— Begin Given data —
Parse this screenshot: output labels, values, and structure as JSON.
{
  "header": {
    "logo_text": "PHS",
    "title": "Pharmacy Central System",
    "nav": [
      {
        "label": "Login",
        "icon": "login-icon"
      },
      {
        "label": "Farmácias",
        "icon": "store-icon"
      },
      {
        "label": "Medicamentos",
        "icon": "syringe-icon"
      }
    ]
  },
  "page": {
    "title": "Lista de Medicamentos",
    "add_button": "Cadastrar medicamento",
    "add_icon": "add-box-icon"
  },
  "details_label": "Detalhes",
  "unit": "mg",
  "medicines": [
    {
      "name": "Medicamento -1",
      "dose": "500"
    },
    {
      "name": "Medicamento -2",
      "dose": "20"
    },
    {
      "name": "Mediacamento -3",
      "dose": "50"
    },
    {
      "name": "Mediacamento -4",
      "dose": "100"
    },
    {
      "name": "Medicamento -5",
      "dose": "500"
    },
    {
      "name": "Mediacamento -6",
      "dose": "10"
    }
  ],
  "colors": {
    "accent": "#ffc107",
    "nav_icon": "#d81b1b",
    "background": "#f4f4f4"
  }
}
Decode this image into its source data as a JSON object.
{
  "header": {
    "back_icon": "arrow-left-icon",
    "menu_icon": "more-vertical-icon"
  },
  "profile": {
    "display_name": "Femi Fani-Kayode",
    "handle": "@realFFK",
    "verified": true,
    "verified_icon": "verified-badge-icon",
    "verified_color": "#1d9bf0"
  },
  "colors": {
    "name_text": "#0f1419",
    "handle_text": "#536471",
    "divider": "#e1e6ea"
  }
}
— End Given data —
— Begin Given data —
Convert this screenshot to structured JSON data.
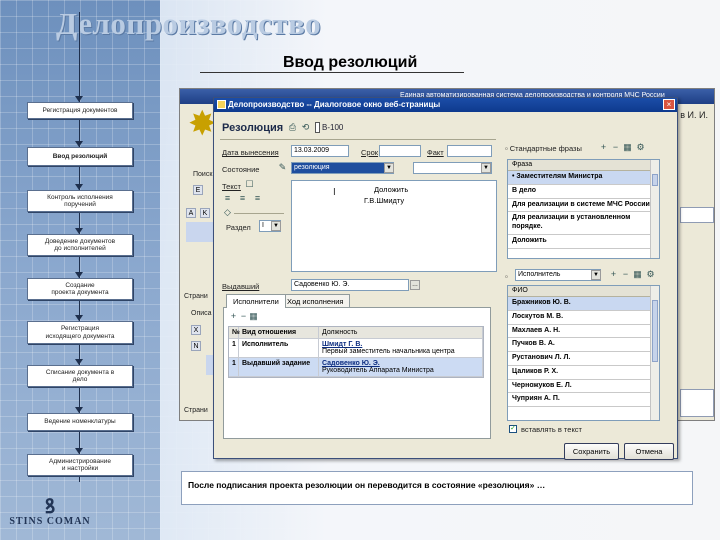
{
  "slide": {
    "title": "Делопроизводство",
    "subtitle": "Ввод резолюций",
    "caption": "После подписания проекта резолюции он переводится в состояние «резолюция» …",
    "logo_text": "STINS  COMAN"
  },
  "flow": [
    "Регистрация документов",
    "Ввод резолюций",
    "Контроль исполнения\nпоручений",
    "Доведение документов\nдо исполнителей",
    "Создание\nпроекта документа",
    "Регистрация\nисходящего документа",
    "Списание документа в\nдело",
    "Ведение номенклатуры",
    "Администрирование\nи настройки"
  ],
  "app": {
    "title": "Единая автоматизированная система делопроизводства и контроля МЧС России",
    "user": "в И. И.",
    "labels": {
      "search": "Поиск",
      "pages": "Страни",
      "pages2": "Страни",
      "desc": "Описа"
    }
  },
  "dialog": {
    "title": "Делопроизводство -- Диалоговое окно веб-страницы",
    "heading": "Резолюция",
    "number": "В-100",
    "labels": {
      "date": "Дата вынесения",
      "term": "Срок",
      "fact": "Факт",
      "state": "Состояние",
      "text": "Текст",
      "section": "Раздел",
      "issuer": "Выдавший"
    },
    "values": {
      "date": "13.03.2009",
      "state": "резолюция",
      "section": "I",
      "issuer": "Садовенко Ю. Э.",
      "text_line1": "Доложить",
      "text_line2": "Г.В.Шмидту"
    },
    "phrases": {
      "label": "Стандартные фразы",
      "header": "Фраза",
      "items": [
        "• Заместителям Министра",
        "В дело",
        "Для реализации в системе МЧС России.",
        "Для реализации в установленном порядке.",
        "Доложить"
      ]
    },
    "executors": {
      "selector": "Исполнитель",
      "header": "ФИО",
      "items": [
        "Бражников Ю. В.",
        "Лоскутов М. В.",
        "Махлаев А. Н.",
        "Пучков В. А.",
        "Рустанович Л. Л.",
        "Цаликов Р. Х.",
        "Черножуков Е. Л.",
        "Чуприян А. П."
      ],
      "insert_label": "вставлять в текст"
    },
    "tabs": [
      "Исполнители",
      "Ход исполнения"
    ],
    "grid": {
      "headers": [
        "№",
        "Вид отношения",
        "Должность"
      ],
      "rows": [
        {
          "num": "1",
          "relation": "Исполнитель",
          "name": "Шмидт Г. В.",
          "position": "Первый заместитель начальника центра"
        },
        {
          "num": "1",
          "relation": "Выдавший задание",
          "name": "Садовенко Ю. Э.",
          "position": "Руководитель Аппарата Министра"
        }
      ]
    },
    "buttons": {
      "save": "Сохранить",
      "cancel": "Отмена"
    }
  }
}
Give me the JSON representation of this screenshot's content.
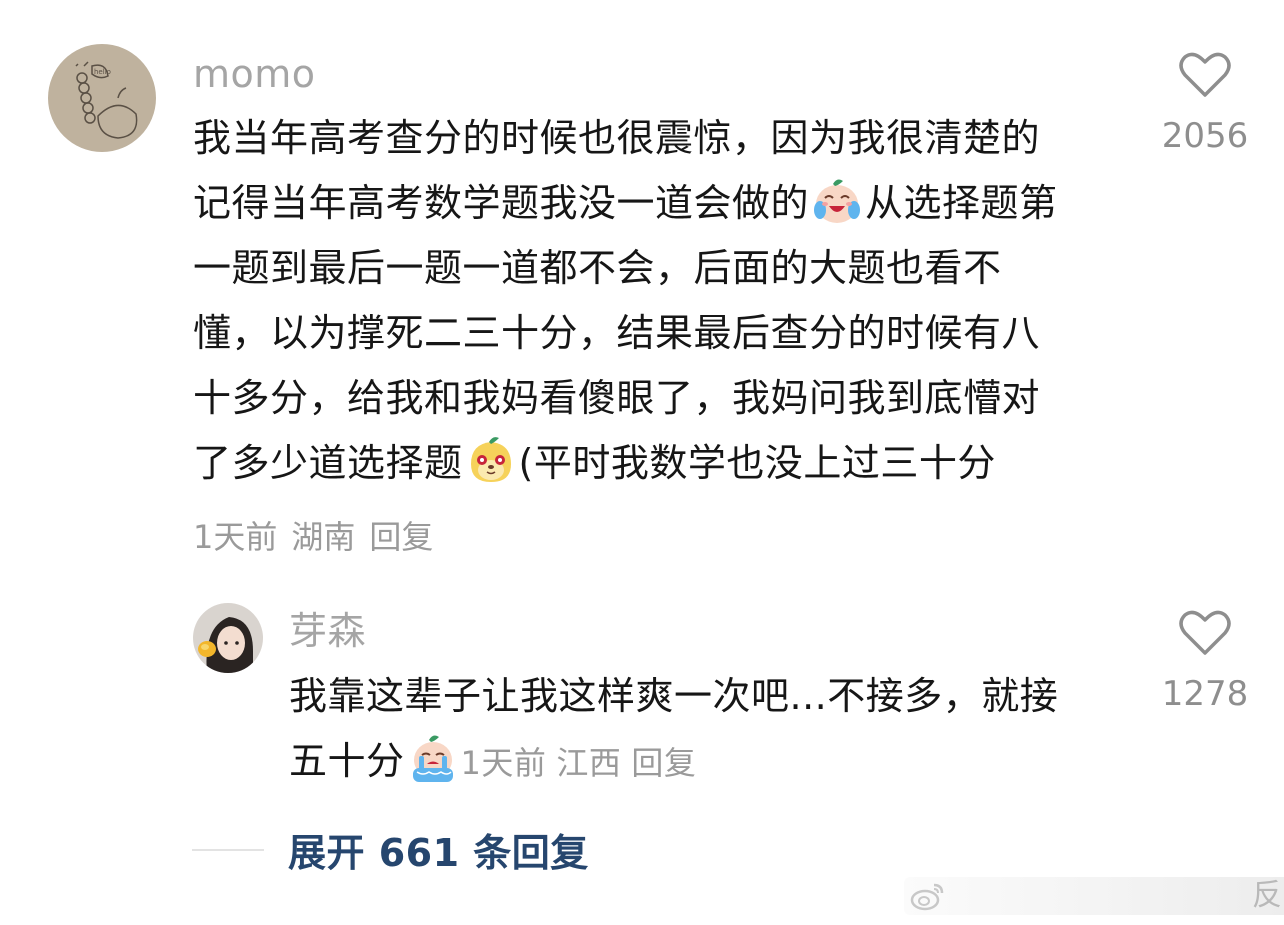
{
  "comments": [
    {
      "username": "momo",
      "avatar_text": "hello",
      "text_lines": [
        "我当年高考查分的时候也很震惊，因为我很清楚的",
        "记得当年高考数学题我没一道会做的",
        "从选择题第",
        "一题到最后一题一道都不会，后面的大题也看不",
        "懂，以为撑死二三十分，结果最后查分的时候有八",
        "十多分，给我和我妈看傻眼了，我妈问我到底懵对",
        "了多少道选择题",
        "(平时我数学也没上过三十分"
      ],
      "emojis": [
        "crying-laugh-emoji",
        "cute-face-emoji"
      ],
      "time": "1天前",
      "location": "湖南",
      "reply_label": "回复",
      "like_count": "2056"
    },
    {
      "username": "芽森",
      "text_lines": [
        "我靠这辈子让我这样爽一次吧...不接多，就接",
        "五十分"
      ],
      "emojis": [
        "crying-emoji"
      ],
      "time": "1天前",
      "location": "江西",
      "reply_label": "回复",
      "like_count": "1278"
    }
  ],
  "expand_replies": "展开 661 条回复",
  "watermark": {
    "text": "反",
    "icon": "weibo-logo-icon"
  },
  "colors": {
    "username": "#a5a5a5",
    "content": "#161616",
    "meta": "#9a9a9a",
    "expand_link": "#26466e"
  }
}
— End Given data —
Copy every single line of the material above that holds "документов".

    "Регистрация документов",
    "Доведение документов\nдо исполнителей",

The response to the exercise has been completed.